#### [Instructions for the task]
Copy every line that mentions the word "color".

Records from a collection of figures
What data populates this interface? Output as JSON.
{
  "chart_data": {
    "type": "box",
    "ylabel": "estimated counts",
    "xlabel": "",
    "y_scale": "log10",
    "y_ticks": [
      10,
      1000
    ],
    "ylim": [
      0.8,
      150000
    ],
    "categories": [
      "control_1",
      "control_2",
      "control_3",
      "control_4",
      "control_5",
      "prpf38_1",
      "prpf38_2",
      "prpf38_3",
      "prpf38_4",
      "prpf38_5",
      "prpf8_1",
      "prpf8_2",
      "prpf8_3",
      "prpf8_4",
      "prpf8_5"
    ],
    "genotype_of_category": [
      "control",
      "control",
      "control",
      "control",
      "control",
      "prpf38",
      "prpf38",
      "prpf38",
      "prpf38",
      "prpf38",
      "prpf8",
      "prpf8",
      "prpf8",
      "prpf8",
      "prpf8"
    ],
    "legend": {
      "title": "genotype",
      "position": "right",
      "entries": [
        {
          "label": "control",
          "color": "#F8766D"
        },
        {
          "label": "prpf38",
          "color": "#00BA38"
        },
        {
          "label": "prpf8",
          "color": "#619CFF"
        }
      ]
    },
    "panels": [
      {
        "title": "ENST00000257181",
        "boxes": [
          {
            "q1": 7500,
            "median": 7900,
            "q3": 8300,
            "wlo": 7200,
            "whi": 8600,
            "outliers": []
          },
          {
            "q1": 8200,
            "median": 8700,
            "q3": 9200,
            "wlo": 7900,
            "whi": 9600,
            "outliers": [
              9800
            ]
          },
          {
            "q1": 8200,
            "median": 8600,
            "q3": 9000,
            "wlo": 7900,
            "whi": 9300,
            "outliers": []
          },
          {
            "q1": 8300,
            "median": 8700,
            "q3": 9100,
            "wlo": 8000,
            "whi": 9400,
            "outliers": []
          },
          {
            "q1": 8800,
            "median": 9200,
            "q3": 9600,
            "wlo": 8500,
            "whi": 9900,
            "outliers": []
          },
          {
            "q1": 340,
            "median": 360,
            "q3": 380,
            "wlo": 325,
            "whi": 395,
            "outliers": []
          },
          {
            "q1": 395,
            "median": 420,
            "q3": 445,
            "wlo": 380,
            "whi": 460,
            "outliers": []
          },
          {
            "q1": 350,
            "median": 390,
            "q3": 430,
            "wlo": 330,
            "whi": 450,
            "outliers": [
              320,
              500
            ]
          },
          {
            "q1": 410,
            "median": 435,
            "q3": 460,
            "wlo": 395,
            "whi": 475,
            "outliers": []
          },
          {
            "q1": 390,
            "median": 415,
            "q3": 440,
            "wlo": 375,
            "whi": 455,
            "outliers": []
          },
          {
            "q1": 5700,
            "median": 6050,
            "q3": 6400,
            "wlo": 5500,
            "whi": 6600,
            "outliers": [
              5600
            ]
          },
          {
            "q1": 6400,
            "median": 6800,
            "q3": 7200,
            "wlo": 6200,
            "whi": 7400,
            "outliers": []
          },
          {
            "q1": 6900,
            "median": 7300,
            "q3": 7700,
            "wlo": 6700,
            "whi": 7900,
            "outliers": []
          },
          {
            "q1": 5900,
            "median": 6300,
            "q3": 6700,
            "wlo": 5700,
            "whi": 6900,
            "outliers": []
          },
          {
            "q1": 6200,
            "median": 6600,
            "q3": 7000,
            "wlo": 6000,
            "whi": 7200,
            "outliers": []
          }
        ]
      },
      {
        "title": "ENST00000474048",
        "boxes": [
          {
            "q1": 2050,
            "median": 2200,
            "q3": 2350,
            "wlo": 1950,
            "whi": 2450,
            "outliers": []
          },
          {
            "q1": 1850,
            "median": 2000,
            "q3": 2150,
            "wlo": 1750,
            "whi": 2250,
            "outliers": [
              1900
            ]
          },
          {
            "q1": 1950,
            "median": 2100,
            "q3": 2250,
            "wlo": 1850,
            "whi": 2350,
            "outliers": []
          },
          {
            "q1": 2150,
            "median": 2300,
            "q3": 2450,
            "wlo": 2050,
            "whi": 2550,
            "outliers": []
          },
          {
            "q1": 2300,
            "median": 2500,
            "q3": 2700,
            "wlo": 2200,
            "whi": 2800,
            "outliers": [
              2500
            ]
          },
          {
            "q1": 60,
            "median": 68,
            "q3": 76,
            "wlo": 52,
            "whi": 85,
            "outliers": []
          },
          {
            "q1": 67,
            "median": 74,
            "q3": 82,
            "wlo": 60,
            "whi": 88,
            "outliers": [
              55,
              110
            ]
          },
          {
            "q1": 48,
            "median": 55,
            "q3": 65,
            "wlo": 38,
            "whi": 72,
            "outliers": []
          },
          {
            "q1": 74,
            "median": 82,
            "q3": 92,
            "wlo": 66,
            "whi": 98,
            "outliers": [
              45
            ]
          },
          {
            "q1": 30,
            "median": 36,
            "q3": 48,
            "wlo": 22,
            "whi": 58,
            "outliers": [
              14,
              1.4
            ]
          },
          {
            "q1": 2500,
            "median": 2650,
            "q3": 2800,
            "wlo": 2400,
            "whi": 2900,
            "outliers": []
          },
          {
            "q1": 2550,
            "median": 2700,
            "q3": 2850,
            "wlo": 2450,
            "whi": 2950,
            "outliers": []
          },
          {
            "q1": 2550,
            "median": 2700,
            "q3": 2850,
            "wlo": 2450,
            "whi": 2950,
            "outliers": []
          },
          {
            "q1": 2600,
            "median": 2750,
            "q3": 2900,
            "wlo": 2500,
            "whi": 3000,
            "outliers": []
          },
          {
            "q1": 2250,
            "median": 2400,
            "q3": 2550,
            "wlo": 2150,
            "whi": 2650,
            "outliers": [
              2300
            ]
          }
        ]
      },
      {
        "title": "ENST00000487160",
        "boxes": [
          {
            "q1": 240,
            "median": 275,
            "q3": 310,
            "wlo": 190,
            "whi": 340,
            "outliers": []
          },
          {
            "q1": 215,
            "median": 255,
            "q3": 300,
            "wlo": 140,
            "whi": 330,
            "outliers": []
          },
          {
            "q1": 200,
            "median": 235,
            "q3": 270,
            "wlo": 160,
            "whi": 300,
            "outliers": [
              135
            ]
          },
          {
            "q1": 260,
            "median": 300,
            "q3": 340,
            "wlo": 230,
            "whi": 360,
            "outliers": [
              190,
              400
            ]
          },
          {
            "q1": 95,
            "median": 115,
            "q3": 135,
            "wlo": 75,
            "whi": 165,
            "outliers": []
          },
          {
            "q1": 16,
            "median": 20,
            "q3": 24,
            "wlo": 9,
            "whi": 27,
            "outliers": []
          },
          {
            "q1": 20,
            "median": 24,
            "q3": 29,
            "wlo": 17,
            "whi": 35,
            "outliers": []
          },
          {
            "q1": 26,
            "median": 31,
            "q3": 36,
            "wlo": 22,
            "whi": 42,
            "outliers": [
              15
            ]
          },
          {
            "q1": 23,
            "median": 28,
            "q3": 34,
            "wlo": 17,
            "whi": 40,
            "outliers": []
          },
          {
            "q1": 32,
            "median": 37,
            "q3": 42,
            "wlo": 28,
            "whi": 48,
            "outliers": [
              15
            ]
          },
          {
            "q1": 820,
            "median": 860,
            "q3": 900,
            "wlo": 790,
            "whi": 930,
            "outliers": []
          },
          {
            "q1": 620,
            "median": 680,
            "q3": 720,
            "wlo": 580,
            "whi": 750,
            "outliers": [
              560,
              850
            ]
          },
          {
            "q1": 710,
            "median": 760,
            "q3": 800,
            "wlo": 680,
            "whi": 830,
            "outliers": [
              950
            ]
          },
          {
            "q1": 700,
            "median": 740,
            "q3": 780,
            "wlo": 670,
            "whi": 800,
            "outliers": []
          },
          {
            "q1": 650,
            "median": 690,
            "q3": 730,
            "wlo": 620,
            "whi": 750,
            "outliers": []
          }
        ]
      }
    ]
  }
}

#### [Answer to the problem]
          "color": "#F8766D"
          "color": "#00BA38"
          "color": "#619CFF"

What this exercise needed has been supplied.